> _TEXT SEGMENT_:

On Tue, 17 Feb 2004, Odd Skancke wrote:

> On Tue, 17 Feb 2004, Standa Opichal wrote:
>
> > Hi!
> >
> > On Tue, 17 Feb 2004, Odd Skancke wrote:
> >
> > > > those colors may legally be used by the bitmap IMHO. The way it is used in
> > > > XaAES it doesn't harm in any way so why to ban it?
> > >
> > >  Yes, exactly. The palette is used when transforming the CICON bitmap in
> > > TC/HC modes. If the CICON is to be a "standard" CICON, it will contain
> > > pens 0 - 16, and as such the 'systems' colors should be used here. If you
> > > set own colors for all CICONS using pens 0 - 16, there is no way a user
> > > can change the colors of "standard" icons. This is wrong. If this
> > > continues, we'll end up with a situation where GEM's look is totally
> > > unconfigurable, and looks is left to individual applicaions. Not good. A
> > > good designer always uses pens above the first 16 to create a image or
> > > special icons that is application-specific.
> >
> > I didn't know that the CICON bitmaps are to be affected by a "desktop"
> > palette. Is this something e.g. Atari Compendium says somewhere? Or where
> > the "standard" came from?
>
>  Ok, this "standard" come from Atari themselves. I know I have read this
> in the original Atari developer documentation, but I dont have that handy
> right now. However, read what the Atari Compendium says under the "Using
> Color" heading in section 7.8. (at least thats where I find it in my book)
> If you have the .HYP file, look at "Using Color" in the VDI section.

Hehe.. I'm one of the authors of the .HYP ;) so... looking into the .stg
here:

=== Cut ===
The first 16 VDI color registers are used by the operating system and
should be avoided. If your application must change them, they should be
restored when no longer needed.
=== End ===

We are speaking about the OS, right?

> > Hmm, so can we disable the CLUT modes until the nearest color computation
> > is implemented and turn off the palette "constistency" check (the 0,0,0
> > RGB check for the color 16 and above)?
>
>  We can disable it until we have color calcs for CLUT modes.

Good.

> The system pens (first 16) is never to be changed.

Still not convinced ;)

> The palette "consistency" check should never go away.

I see this as not necessary and failing when it is intentional for some
strange reason :)
It falls to just more code in the AES implementation that is not really
needed and not really easy to read and understand already.

> If a resource file has no palette, current system palette should be used
> in any case, no matter if we're doing color calcs or not. An empty
> palette could be thought of as "use default colors" for pens above 16.
> This is not documented anywhere, but since we are about to implement
> something new, we need to think things through. And thats my "suggestion".

OK, something new.

We are defining the OS behaviour, right? So why not to allow to change the
lower 16 colors in the theme RSC (which would the XaAES adopt as system
colors) and then also allow to use these pens among applications in their
private RSCs so that they would not affect the system look (by computing
the color distance for CLUTs) in any way. See more below...

> > The theme may be done exactly by using a different RSC palette inside a
> > theme RSC file. This way the AES may adopt the palette there as system one
> > (set it to the HW registers) and my code would work as expected not caring
> > about the first 16 pens. What is wrong with that?

> _PROVIDED RECORDS_:
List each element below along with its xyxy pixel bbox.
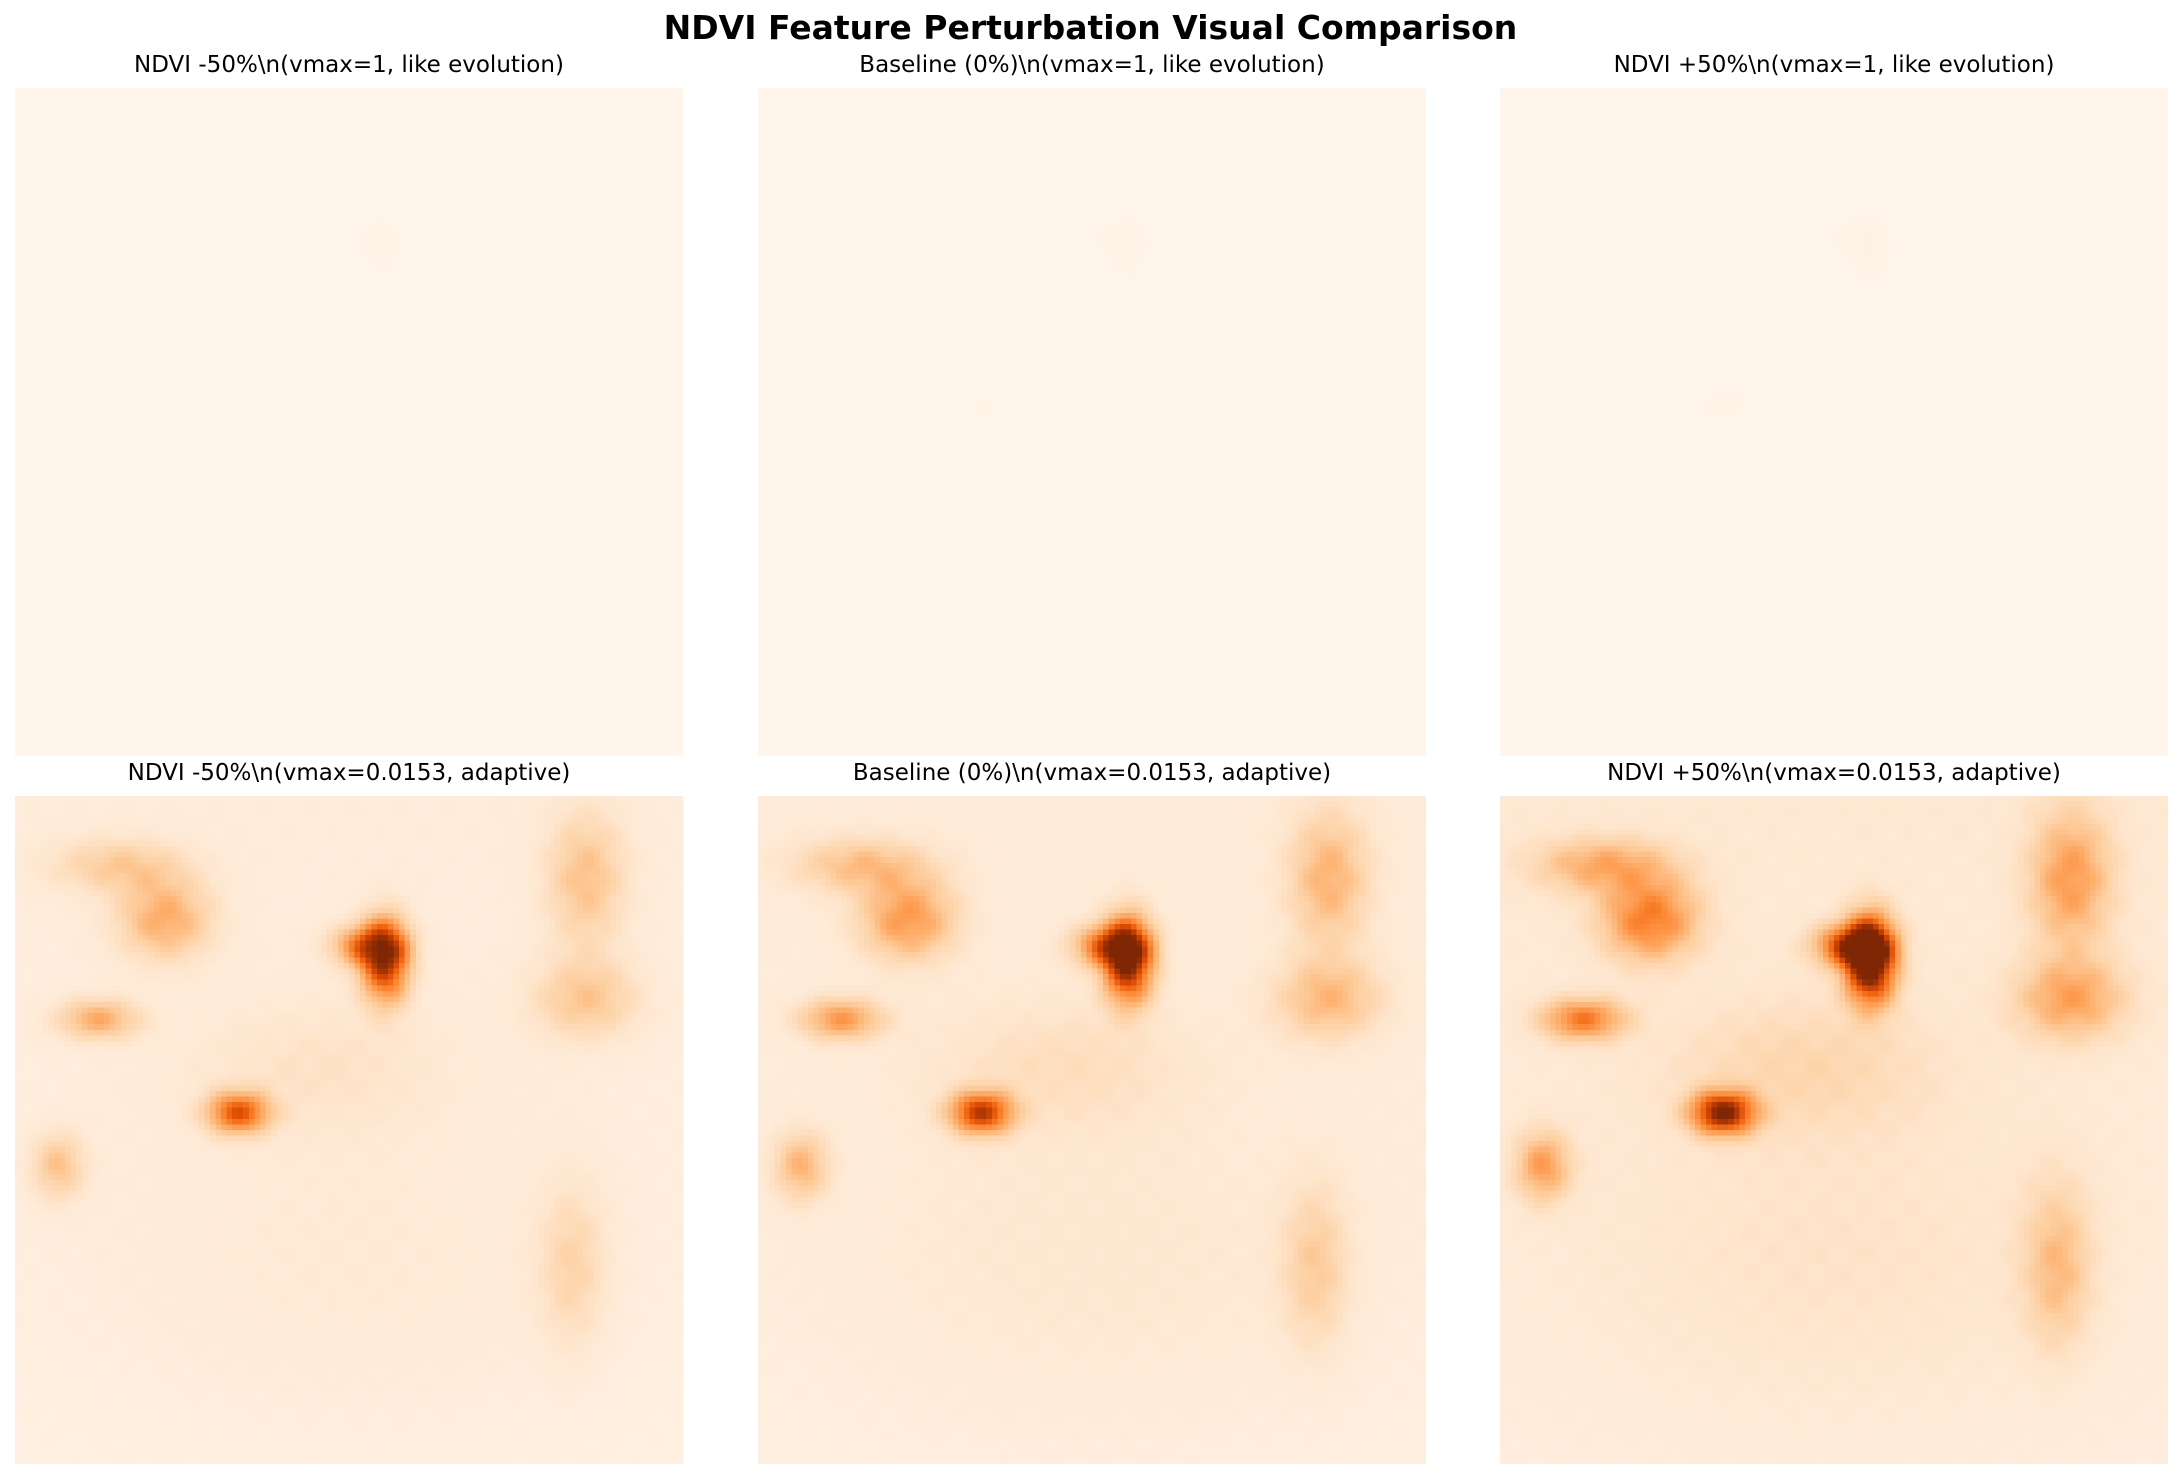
heatmap-cells <box>15 88 683 756</box>
figure-title: NDVI Feature Perturbation Visual Compari… <box>663 8 1518 47</box>
heatmap-cells <box>758 796 1426 1464</box>
panel-title-baseline-adaptive: Baseline (0%)\n(vmax=0.0153, adaptive) <box>852 760 1332 786</box>
panel-title-ndvi-minus50-fixed: NDVI -50%\n(vmax=1, like evolution) <box>134 52 564 78</box>
heatmap-ndvi-minus50-adaptive <box>15 796 683 1464</box>
panel-title-ndvi-minus50-adaptive: NDVI -50%\n(vmax=0.0153, adaptive) <box>127 760 571 786</box>
heatmap-ndvi-minus50-fixed <box>15 88 683 756</box>
heatmap-ndvi-plus50-fixed <box>1500 88 2168 756</box>
heatmap-baseline-fixed <box>758 88 1426 756</box>
panel-title-ndvi-plus50-fixed: NDVI +50%\n(vmax=1, like evolution) <box>1613 52 2055 78</box>
heatmap-cells <box>1500 796 2168 1464</box>
heatmap-cells <box>15 796 683 1464</box>
heatmap-cells <box>758 88 1426 756</box>
heatmap-ndvi-plus50-adaptive <box>1500 796 2168 1464</box>
heatmap-baseline-adaptive <box>758 796 1426 1464</box>
panel-title-ndvi-plus50-adaptive: NDVI +50%\n(vmax=0.0153, adaptive) <box>1607 760 2061 786</box>
heatmap-cells <box>1500 88 2168 756</box>
panel-title-baseline-fixed: Baseline (0%)\n(vmax=1, like evolution) <box>859 52 1325 78</box>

> _THE TASKS_:
A - Restate word for word the part of the email thread starting at "I see this as" and ending at "OK, something new.".
B - Quote the lines of the listing starting at the line containing "heatmap-cells <box>15 88 683 756</box>" and ending at the line containing "heatmap-cells <box>1500 796 2168 1464</box>", with both of those lines included.
The email thread and the listing are unrelated pieces of material.

> _WRITTEN RESPONSES_:
A -
I see this as not necessary and failing when it is intentional for some
strange reason :)
It falls to just more code in the AES implementation that is not really
needed and not really easy to read and understand already.

> If a resource file has no palette, current system palette should be used
> in any case, no matter if we're doing color calcs or not. An empty
> palette could be thought of as "use default colors" for pens above 16.
> This is not documented anywhere, but since we are about to implement
> something new, we need to think things through. And thats my "suggestion".

OK, something new.

B -
heatmap-cells <box>15 88 683 756</box>
figure-title: NDVI Feature Perturbation Visual Compari… <box>663 8 1518 47</box>
heatmap-cells <box>758 796 1426 1464</box>
panel-title-baseline-adaptive: Baseline (0%)\n(vmax=0.0153, adaptive) <box>852 760 1332 786</box>
panel-title-ndvi-minus50-fixed: NDVI -50%\n(vmax=1, like evolution) <box>134 52 564 78</box>
heatmap-ndvi-minus50-adaptive <box>15 796 683 1464</box>
panel-title-ndvi-minus50-adaptive: NDVI -50%\n(vmax=0.0153, adaptive) <box>127 760 571 786</box>
heatmap-ndvi-minus50-fixed <box>15 88 683 756</box>
heatmap-ndvi-plus50-fixed <box>1500 88 2168 756</box>
heatmap-baseline-fixed <box>758 88 1426 756</box>
panel-title-ndvi-plus50-fixed: NDVI +50%\n(vmax=1, like evolution) <box>1613 52 2055 78</box>
heatmap-cells <box>1500 796 2168 1464</box>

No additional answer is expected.